==== Information supplied

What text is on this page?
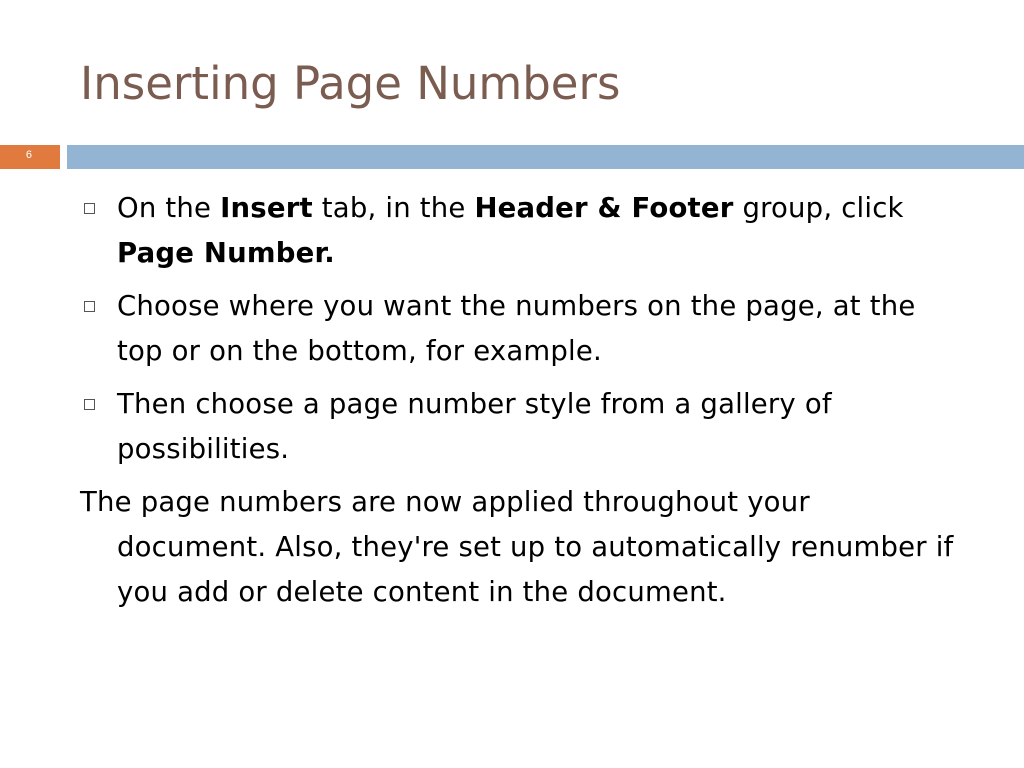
Inserting Page Numbers
6
On the Insert tab, in the Header & Footer group, click Page Number.
Choose where you want the numbers on the page, at the top or on the bottom, for example.
Then choose a page number style from a gallery of possibilities.

The page numbers are now applied throughout your document. Also, they're set up to automatically renumber if you add or delete content in the document.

========

Write the full listing out again with every line unchanged, but include no pictures.

## Output below
What text is on this page?
Inserting Page Numbers
6
On the Insert tab, in the Header & Footer group, click Page Number.
Choose where you want the numbers on the page, at the top or on the bottom, for example.
Then choose a page number style from a gallery of possibilities.

The page numbers are now applied throughout your document. Also, they're set up to automatically renumber if you add or delete content in the document.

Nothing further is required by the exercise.